• [Your instructions]: Set all the material down again unchanged, without the pictures.

[Source data]
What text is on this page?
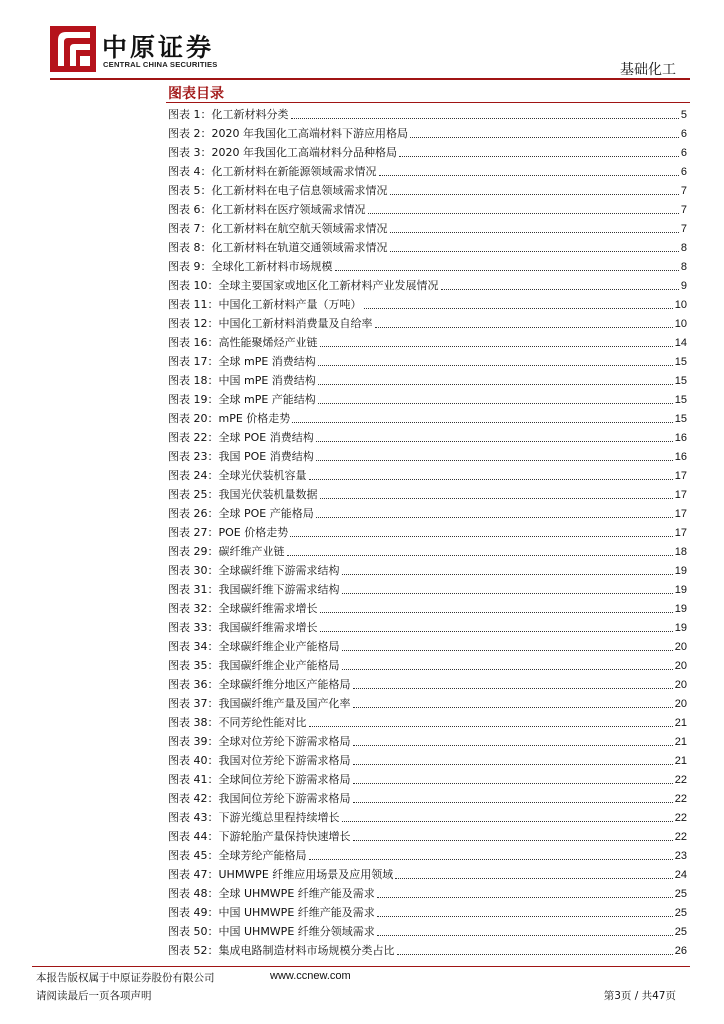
中原证券
CENTRAL CHINA SECURITIES	基础化工
图表目录
图表 1：化工新材料分类	5
图表 2：2020 年我国化工高端材料下游应用格局	6
图表 3：2020 年我国化工高端材料分品种格局	6
图表 4：化工新材料在新能源领域需求情况	6
图表 5：化工新材料在电子信息领域需求情况	7
图表 6：化工新材料在医疗领域需求情况	7
图表 7：化工新材料在航空航天领域需求情况	7
图表 8：化工新材料在轨道交通领域需求情况	8
图表 9：全球化工新材料市场规模	8
图表 10：全球主要国家或地区化工新材料产业发展情况	9
图表 11：中国化工新材料产量（万吨）	10
图表 12：中国化工新材料消费量及自给率	10
图表 16：高性能聚烯烃产业链	14
图表 17：全球 mPE 消费结构	15
图表 18：中国 mPE 消费结构	15
图表 19：全球 mPE 产能结构	15
图表 20：mPE 价格走势	15
图表 22：全球 POE 消费结构	16
图表 23：我国 POE 消费结构	16
图表 24：全球光伏装机容量	17
图表 25：我国光伏装机量数据	17
图表 26：全球 POE 产能格局	17
图表 27：POE 价格走势	17
图表 29：碳纤维产业链	18
图表 30：全球碳纤维下游需求结构	19
图表 31：我国碳纤维下游需求结构	19
图表 32：全球碳纤维需求增长	19
图表 33：我国碳纤维需求增长	19
图表 34：全球碳纤维企业产能格局	20
图表 35：我国碳纤维企业产能格局	20
图表 36：全球碳纤维分地区产能格局	20
图表 37：我国碳纤维产量及国产化率	20
图表 38：不同芳纶性能对比	21
图表 39：全球对位芳纶下游需求格局	21
图表 40：我国对位芳纶下游需求格局	21
图表 41：全球间位芳纶下游需求格局	22
图表 42：我国间位芳纶下游需求格局	22
图表 43：下游光缆总里程持续增长	22
图表 44：下游轮胎产量保持快速增长	22
图表 45：全球芳纶产能格局	23
图表 47：UHMWPE 纤维应用场景及应用领域	24
图表 48：全球 UHMWPE 纤维产能及需求	25
图表 49：中国 UHMWPE 纤维产能及需求	25
图表 50：中国 UHMWPE 纤维分领域需求	25
图表 52：集成电路制造材料市场规模分类占比	26
本报告版权属于中原证券股份有限公司	www.ccnew.com
请阅读最后一页各项声明	第3页 / 共47页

• [Task output]:
What text is on this page?
中原证券
CENTRAL CHINA SECURITIES	基础化工
图表目录
图表 1：化工新材料分类	5
图表 2：2020 年我国化工高端材料下游应用格局	6
图表 3：2020 年我国化工高端材料分品种格局	6
图表 4：化工新材料在新能源领域需求情况	6
图表 5：化工新材料在电子信息领域需求情况	7
图表 6：化工新材料在医疗领域需求情况	7
图表 7：化工新材料在航空航天领域需求情况	7
图表 8：化工新材料在轨道交通领域需求情况	8
图表 9：全球化工新材料市场规模	8
图表 10：全球主要国家或地区化工新材料产业发展情况	9
图表 11：中国化工新材料产量（万吨）	10
图表 12：中国化工新材料消费量及自给率	10
图表 16：高性能聚烯烃产业链	14
图表 17：全球 mPE 消费结构	15
图表 18：中国 mPE 消费结构	15
图表 19：全球 mPE 产能结构	15
图表 20：mPE 价格走势	15
图表 22：全球 POE 消费结构	16
图表 23：我国 POE 消费结构	16
图表 24：全球光伏装机容量	17
图表 25：我国光伏装机量数据	17
图表 26：全球 POE 产能格局	17
图表 27：POE 价格走势	17
图表 29：碳纤维产业链	18
图表 30：全球碳纤维下游需求结构	19
图表 31：我国碳纤维下游需求结构	19
图表 32：全球碳纤维需求增长	19
图表 33：我国碳纤维需求增长	19
图表 34：全球碳纤维企业产能格局	20
图表 35：我国碳纤维企业产能格局	20
图表 36：全球碳纤维分地区产能格局	20
图表 37：我国碳纤维产量及国产化率	20
图表 38：不同芳纶性能对比	21
图表 39：全球对位芳纶下游需求格局	21
图表 40：我国对位芳纶下游需求格局	21
图表 41：全球间位芳纶下游需求格局	22
图表 42：我国间位芳纶下游需求格局	22
图表 43：下游光缆总里程持续增长	22
图表 44：下游轮胎产量保持快速增长	22
图表 45：全球芳纶产能格局	23
图表 47：UHMWPE 纤维应用场景及应用领域	24
图表 48：全球 UHMWPE 纤维产能及需求	25
图表 49：中国 UHMWPE 纤维产能及需求	25
图表 50：中国 UHMWPE 纤维分领域需求	25
图表 52：集成电路制造材料市场规模分类占比	26
本报告版权属于中原证券股份有限公司	www.ccnew.com
请阅读最后一页各项声明	第3页 / 共47页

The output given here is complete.